## BRIEF 1
Decide whether each statement agrees with the surveillance article, answering yes or no and quoting the deciding words of the article. (a) PRISM gives access to content stored by cloud services such as Gmail and Skype. (b) The programs cost roughly $140 million per year. (c) The NSA bears the cost of collecting and storing the data.
## BRIEF 2
Condense the paragraph of the surveillance article that begins "Recent documents indicate" into a short list that keeps its main facts.
## BRIEF 3
Reproduce the surveillance article word for word, starting with "Recent documents indicate" and going on through "10 years ago.".

Technology, Not Law, Limits Mass Surveillance
NSA’s arrangement with just a few key telecom providers enables the collection of phone records for over 300 million Americans without the need to set up individual trap-and-tracer registers for each person. PRISM provides programmatic access to the contents of all e-mails, voice communications, and documents privately stored by a handful of cloud services such as Gmail, Facebook, AOL, and Skype. A presidential directive, PPD20, permits “offensive” surveillance tools (i.e hacking) to be deployed anywhere in the world, from the convenience of a desk at CIA headquarters in Langley. Finally, Boundless Informant, the NSA’s system to track its own surveillance activities, reveals that the agency collected over 97 billion pieces of intelligence information worldwide in March 2013 alone. The collection, storage, and processing of all this information would have been unimaginable through analog surveillance.
Recent documents indicate that the cost of the programs described above totaled roughly $140 million over the four years from 2002 to 2006, just a miniscule portion of the NSA’s approximately $10 billion annual budget. Spying no longer requires following people or planting bugs, but rather filling out forms to demand access to an existing trove of information. The NSA doesn’t bear the cost of collecting or storing data and they no longer have to directly interact with their targets. The technology-enabled reach of these programs is vast, especially when compared to the closest equivalent possible just 10 years ago.

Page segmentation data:
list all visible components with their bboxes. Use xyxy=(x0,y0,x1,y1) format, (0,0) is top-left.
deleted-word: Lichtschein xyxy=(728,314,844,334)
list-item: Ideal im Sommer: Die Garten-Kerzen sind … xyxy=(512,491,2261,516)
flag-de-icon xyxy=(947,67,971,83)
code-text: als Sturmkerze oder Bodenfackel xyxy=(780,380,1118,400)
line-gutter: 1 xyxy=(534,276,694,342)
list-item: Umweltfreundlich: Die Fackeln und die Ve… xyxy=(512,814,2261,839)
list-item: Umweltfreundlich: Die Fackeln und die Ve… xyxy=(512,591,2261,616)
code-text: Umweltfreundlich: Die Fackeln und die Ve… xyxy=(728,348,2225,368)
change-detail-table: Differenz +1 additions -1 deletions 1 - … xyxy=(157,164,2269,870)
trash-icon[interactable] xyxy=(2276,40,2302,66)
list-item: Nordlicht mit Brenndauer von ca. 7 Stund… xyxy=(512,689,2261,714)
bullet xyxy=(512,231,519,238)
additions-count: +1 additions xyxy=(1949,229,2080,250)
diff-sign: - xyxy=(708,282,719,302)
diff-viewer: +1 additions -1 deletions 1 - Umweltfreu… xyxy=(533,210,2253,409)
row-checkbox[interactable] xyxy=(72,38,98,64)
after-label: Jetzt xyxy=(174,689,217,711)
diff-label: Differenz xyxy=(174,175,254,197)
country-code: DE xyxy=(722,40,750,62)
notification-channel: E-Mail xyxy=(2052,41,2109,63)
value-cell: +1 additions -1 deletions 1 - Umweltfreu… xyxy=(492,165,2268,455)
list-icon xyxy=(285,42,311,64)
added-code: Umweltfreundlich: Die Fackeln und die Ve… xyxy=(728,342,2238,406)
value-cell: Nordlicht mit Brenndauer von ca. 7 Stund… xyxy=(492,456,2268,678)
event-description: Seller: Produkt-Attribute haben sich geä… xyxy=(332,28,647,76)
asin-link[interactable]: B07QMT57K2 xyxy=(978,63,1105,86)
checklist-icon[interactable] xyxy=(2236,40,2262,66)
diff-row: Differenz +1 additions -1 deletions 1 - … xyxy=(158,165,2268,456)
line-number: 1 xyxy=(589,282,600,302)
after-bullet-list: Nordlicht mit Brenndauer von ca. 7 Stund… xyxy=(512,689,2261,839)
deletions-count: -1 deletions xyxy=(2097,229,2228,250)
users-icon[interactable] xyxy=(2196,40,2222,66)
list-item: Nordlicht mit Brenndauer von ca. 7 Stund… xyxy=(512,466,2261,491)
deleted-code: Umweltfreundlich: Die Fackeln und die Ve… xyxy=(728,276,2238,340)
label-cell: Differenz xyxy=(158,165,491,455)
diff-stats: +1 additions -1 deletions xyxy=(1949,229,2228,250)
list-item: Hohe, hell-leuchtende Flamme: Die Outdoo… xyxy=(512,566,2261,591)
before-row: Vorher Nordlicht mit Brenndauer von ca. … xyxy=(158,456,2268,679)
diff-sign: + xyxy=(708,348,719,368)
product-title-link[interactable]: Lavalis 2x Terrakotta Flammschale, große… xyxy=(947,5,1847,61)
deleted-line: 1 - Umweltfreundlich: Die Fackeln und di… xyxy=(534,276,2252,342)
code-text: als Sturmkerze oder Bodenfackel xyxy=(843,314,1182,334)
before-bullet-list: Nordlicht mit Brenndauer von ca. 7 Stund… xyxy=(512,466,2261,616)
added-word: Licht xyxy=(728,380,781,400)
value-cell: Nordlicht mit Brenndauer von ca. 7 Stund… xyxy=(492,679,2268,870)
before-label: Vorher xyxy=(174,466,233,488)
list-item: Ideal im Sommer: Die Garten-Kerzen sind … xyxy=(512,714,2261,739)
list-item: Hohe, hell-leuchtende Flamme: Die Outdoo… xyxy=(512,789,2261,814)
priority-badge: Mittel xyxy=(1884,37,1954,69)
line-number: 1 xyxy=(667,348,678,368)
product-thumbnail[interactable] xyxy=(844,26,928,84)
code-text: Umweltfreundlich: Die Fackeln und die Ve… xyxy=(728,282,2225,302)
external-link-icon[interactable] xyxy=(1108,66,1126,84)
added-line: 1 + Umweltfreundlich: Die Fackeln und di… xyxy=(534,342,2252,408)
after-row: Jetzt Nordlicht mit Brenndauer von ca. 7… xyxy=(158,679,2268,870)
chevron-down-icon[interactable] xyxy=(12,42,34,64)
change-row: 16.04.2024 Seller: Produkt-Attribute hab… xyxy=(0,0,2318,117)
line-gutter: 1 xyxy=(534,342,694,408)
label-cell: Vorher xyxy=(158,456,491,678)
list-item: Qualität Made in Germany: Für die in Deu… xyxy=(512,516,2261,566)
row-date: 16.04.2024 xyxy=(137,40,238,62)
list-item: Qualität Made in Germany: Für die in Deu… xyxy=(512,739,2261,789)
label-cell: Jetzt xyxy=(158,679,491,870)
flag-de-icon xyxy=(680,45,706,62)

## EXERCISE ANSWER 1
(a) Yes: "PRISM provides programmatic access to the contents of all e-mails, voice communications, and documents privately stored by a handful of cloud services such as Gmail, Facebook, AOL, and Skype."
(b) No: "the cost of the programs described above totaled roughly $140 million over the four years from 2002 to 2006"
(c) No: "The NSA doesn’t bear the cost of collecting or storing data"

## EXERCISE ANSWER 2
- The programs cost about $140 million from 2002 to 2006. That is a tiny share of the NSA's roughly $10 billion annual budget.
- Spying now means filling out forms to demand access to existing data, not following people or planting bugs.
- The NSA does not pay to collect or store the data and no longer has to interact directly with targets.
- The reach of these programs is vast compared with what was possible 10 years earlier.

## EXERCISE ANSWER 3
Recent documents indicate that the cost of the programs described above totaled roughly $140 million over the four years from 2002 to 2006, just a miniscule portion of the NSA’s approximately $10 billion annual budget. Spying no longer requires following people or planting bugs, but rather filling out forms to demand access to an existing trove of information. The NSA doesn’t bear the cost of collecting or storing data and they no longer have to directly interact with their targets. The technology-enabled reach of these programs is vast, especially when compared to the closest equivalent possible just 10 years ago.